■ Task goal ■
Collect all lines from the listing that include the string "local".

— START —

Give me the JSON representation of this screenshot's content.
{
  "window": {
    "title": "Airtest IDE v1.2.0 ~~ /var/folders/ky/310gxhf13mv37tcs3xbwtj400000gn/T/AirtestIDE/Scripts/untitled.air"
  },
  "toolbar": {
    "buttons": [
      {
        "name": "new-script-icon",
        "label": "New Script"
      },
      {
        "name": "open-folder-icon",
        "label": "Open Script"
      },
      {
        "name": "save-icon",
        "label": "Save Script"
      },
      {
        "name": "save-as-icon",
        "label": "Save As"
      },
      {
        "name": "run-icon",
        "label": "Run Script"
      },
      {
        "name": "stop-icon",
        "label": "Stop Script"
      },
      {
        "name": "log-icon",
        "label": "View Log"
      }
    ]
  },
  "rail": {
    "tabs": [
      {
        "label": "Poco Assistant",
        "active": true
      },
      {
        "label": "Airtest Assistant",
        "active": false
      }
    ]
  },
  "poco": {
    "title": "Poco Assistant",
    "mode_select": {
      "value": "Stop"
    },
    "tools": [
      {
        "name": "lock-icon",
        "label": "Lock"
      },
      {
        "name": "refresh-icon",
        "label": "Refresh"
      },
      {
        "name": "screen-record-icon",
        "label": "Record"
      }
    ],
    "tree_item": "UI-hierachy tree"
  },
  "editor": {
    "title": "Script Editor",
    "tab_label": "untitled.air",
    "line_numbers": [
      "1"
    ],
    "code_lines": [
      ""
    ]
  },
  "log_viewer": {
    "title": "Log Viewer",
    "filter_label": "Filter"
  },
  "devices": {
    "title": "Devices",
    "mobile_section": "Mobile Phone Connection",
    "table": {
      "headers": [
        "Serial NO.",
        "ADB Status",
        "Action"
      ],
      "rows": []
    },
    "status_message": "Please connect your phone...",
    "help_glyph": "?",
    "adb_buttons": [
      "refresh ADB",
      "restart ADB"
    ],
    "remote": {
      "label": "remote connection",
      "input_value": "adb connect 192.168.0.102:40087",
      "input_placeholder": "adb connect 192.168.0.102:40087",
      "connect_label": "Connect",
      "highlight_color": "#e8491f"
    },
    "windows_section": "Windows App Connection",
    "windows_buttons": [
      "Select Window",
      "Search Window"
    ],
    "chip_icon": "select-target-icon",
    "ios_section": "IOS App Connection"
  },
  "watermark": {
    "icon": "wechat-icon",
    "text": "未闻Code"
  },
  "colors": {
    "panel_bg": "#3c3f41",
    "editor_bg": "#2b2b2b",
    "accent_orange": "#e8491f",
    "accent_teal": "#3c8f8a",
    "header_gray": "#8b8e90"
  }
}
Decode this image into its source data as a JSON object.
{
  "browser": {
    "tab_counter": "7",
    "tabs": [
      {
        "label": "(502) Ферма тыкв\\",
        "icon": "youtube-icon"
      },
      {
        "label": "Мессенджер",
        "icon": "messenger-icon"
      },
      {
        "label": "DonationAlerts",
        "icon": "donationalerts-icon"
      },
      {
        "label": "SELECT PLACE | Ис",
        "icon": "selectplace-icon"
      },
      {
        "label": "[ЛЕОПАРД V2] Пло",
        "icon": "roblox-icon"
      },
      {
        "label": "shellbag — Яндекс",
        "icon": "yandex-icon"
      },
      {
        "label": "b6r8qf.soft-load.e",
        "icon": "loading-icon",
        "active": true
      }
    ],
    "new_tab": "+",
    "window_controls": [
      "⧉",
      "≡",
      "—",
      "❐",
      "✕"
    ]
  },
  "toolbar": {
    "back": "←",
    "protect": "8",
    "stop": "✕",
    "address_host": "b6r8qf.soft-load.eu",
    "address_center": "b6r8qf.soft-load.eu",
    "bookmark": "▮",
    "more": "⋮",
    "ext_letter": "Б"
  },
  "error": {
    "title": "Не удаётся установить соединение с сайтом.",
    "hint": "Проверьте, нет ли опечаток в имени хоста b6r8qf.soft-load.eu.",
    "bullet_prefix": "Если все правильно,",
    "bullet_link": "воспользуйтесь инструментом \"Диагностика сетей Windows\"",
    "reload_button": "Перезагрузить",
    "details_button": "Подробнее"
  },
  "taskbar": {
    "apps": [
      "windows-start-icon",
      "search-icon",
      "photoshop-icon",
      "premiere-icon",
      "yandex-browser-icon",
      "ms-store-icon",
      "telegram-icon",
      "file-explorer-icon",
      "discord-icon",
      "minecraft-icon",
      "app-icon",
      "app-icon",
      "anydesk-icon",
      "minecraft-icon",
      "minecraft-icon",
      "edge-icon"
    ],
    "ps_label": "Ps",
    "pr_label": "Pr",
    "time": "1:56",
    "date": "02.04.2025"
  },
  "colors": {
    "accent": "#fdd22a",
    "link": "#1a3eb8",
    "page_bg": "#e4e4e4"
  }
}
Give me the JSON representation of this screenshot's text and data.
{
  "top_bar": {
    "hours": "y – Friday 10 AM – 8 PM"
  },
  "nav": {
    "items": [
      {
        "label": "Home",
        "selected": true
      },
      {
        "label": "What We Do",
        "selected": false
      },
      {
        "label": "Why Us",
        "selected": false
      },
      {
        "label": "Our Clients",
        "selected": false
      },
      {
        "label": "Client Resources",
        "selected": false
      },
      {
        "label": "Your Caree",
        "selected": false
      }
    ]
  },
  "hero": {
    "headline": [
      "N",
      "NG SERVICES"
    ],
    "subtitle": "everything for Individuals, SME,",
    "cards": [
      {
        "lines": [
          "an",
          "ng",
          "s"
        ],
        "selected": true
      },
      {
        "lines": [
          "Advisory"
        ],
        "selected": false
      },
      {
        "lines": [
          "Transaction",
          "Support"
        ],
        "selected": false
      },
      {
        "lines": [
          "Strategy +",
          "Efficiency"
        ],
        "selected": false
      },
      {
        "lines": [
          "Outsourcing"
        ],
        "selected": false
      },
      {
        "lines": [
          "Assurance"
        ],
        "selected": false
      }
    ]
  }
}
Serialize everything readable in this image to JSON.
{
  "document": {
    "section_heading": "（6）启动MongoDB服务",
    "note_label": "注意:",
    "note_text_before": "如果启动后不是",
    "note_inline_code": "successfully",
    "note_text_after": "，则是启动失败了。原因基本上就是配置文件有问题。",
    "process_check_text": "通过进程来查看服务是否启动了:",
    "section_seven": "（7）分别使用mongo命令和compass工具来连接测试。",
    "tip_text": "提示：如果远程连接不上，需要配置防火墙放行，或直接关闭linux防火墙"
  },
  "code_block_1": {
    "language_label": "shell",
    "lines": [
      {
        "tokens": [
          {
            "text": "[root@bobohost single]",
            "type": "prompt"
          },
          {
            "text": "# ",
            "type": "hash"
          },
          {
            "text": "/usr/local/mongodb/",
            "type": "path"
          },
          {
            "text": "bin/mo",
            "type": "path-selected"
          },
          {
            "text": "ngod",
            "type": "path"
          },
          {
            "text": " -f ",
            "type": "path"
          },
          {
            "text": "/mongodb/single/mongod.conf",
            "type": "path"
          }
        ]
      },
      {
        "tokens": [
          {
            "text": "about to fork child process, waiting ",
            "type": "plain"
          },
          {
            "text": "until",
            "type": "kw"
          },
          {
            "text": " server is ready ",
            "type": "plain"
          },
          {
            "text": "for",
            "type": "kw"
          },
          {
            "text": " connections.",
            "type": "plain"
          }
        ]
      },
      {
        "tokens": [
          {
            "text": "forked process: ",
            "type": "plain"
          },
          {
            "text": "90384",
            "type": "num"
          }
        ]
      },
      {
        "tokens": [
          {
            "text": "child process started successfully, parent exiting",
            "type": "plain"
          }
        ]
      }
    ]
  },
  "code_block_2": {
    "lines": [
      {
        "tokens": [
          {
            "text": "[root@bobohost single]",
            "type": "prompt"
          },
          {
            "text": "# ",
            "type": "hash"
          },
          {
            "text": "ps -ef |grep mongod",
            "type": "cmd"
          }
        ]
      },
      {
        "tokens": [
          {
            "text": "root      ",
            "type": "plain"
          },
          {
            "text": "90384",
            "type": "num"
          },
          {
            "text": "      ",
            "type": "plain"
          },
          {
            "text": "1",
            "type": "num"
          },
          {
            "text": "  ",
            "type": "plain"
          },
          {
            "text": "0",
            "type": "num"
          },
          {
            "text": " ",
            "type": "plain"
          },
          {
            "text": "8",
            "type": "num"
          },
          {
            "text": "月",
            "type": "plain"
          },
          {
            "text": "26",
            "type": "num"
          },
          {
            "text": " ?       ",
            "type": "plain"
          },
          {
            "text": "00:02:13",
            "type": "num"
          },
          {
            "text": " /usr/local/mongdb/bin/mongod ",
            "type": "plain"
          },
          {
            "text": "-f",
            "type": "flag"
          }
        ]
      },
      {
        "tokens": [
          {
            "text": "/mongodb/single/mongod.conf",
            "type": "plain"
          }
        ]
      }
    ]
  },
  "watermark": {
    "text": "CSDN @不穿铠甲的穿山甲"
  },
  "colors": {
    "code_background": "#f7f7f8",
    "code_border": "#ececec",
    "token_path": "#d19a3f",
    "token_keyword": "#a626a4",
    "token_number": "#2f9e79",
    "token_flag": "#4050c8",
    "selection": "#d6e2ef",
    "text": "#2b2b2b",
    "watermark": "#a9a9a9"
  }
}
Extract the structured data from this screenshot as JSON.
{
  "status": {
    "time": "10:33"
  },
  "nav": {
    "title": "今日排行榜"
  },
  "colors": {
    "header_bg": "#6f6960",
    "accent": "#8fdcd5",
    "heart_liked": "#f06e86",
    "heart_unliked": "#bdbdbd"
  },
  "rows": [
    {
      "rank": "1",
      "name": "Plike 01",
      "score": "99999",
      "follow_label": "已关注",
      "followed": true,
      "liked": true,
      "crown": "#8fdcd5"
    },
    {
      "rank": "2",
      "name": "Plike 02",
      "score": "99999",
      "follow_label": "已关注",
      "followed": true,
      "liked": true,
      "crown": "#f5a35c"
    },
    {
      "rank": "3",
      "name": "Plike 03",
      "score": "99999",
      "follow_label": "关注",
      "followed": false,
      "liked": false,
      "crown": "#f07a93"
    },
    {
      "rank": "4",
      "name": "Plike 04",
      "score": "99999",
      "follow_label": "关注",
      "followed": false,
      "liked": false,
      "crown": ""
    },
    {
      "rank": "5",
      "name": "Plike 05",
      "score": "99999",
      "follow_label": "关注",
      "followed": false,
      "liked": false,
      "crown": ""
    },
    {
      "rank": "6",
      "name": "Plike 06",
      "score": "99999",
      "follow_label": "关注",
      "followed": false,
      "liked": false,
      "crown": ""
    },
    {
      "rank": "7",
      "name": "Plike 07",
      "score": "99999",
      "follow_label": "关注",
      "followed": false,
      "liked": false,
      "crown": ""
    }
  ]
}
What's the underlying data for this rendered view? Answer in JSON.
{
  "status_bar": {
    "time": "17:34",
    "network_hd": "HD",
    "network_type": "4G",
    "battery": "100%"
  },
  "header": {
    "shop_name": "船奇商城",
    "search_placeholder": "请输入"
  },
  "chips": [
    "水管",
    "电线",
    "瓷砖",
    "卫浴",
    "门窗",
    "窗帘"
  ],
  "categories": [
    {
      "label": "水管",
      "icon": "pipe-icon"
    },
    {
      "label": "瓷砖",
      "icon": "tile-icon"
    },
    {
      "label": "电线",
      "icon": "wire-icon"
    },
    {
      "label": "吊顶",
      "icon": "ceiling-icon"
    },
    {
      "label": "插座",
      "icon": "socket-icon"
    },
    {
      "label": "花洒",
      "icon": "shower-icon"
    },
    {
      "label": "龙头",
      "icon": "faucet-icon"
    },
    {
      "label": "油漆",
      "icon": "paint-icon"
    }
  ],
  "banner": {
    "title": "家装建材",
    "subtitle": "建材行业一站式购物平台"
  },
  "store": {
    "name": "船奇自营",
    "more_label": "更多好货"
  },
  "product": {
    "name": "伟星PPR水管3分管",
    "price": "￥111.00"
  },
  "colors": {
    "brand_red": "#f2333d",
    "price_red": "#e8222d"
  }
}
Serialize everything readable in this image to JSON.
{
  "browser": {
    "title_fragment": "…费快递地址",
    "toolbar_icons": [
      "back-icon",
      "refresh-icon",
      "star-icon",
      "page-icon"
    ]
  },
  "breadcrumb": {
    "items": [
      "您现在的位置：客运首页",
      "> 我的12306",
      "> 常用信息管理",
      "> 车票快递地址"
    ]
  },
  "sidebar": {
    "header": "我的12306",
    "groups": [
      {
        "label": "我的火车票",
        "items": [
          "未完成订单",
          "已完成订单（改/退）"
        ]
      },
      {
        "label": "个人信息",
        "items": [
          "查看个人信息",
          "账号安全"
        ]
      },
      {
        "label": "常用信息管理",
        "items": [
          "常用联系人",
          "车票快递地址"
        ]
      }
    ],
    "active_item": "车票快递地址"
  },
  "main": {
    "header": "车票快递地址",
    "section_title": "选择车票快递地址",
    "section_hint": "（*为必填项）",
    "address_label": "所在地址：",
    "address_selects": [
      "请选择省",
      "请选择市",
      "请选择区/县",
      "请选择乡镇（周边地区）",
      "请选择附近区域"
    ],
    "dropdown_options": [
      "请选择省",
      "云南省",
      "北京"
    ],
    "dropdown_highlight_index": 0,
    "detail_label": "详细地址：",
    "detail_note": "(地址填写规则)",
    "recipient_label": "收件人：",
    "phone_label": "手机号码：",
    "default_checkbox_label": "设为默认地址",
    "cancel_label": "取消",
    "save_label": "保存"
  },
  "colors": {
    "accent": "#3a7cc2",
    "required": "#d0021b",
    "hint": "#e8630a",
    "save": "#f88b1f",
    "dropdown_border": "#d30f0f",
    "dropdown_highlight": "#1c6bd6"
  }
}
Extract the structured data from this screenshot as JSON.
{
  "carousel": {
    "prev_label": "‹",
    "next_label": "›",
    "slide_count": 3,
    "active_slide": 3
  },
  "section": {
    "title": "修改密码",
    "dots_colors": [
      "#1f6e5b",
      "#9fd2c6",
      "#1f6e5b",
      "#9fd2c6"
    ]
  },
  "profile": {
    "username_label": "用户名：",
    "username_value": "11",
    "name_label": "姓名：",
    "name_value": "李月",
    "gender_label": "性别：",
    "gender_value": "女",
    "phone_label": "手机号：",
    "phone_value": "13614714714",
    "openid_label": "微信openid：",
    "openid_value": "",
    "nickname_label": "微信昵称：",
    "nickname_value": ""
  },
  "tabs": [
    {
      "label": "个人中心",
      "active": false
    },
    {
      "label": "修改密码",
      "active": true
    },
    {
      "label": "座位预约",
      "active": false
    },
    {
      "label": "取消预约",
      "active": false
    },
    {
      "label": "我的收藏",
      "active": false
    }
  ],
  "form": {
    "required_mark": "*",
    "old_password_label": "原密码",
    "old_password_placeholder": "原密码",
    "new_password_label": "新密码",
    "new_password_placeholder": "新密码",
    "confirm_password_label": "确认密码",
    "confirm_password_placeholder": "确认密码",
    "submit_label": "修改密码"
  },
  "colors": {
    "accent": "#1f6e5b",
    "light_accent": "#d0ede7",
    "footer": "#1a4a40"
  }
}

— END —

■ Full output ■
            "text": "/usr/local/mongodb/",
            "text": " /usr/local/mongdb/bin/mongod ",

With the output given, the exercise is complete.